§ **Problem**
Only the number is wanted: how many lines hold the word "frac"?

--- begin Dataset content ---

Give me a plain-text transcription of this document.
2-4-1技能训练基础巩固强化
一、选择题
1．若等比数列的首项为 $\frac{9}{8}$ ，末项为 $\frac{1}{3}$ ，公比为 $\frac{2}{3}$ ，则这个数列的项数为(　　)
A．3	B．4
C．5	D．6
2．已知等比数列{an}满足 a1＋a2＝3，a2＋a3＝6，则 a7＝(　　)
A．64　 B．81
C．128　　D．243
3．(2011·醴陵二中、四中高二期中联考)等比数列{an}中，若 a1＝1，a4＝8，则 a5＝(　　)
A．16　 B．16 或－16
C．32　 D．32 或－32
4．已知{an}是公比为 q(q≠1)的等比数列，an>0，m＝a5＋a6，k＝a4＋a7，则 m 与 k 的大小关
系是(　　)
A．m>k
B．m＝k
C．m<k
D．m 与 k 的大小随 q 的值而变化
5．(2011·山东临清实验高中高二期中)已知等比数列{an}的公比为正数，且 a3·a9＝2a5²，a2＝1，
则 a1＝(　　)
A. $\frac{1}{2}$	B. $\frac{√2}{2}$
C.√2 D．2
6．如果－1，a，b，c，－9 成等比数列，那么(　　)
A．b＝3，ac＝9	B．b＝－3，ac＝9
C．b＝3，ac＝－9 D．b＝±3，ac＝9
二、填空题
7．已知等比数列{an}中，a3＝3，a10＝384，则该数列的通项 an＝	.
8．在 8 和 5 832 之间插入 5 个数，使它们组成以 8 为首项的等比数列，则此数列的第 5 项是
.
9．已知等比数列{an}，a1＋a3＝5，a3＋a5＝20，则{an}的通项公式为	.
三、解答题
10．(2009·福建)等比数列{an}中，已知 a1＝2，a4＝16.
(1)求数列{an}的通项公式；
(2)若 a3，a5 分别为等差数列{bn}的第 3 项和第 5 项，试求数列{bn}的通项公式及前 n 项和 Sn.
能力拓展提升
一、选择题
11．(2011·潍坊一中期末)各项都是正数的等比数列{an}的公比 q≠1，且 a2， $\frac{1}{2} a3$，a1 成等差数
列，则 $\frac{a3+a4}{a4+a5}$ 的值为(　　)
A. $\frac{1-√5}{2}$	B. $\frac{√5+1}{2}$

--- end Dataset content ---

§ **Exercise answer**
5